TASK INSTRUCTIONS → List the lines of this listing that hold the word "областном".

ENTRIES →
%%
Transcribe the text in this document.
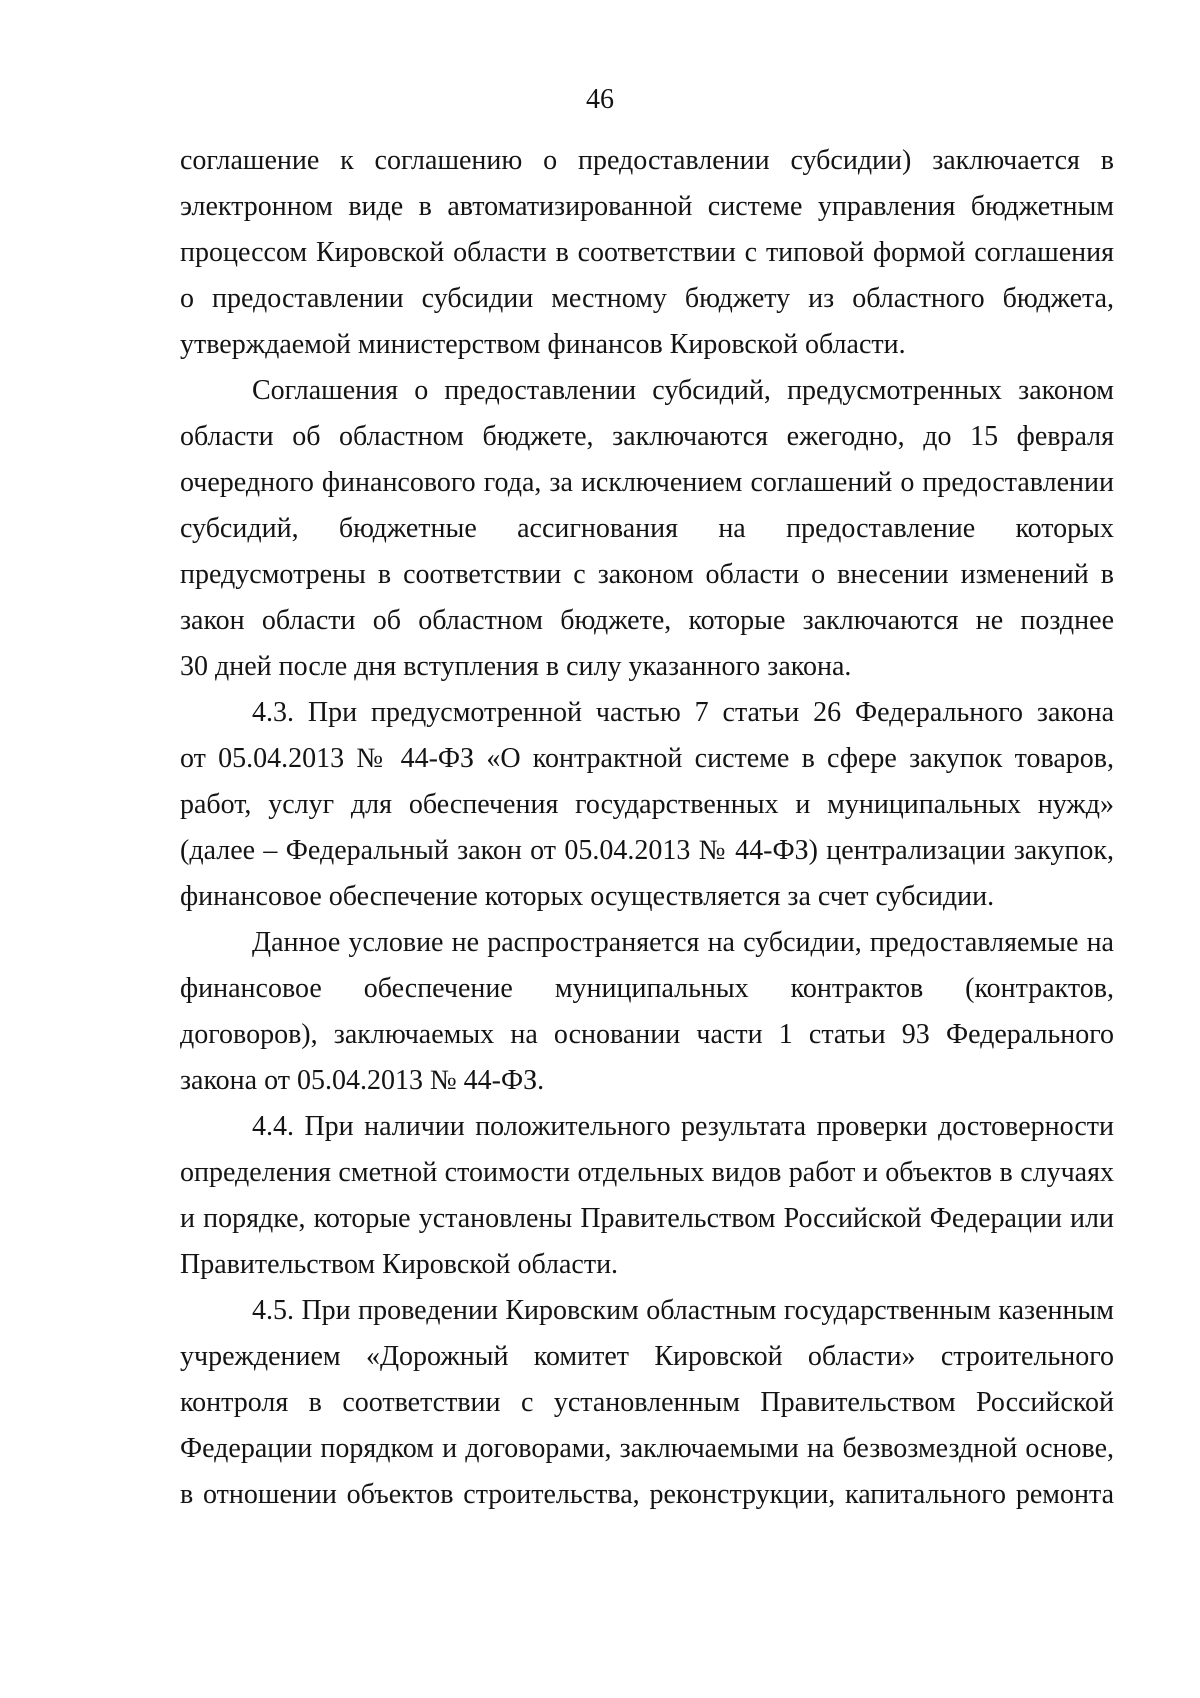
46
соглашение к соглашению о предоставлении субсидии) заключается в
электронном виде в автоматизированной системе управления бюджетным
процессом Кировской области в соответствии с типовой формой соглашения
о предоставлении субсидии местному бюджету из областного бюджета,
утверждаемой министерством финансов Кировской области.
Соглашения о предоставлении субсидий, предусмотренных законом
области об областном бюджете, заключаются ежегодно, до 15 февраля
очередного финансового года, за исключением соглашений о предоставлении
субсидий, бюджетные ассигнования на предоставление которых
предусмотрены в соответствии с законом области о внесении изменений в
закон области об областном бюджете, которые заключаются не позднее
30 дней после дня вступления в силу указанного закона.
4.3. При предусмотренной частью 7 статьи 26 Федерального закона
от 05.04.2013 № 44-ФЗ «О контрактной системе в сфере закупок товаров,
работ, услуг для обеспечения государственных и муниципальных нужд»
(далее – Федеральный закон от 05.04.2013 № 44-ФЗ) централизации закупок,
финансовое обеспечение которых осуществляется за счет субсидии.
Данное условие не распространяется на субсидии, предоставляемые на
финансовое обеспечение муниципальных контрактов (контрактов,
договоров), заключаемых на основании части 1 статьи 93 Федерального
закона от 05.04.2013 № 44-ФЗ.
4.4. При наличии положительного результата проверки достоверности
определения сметной стоимости отдельных видов работ и объектов в случаях
и порядке, которые установлены Правительством Российской Федерации или
Правительством Кировской области.
4.5. При проведении Кировским областным государственным казенным
учреждением «Дорожный комитет Кировской области» строительного
контроля в соответствии с установленным Правительством Российской
Федерации порядком и договорами, заключаемыми на безвозмездной основе,
в отношении объектов строительства, реконструкции, капитального ремонта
%%
FULL RESPONSE →
области об областном бюджете, заключаются ежегодно, до 15 февраля
закон области об областном бюджете, которые заключаются не позднее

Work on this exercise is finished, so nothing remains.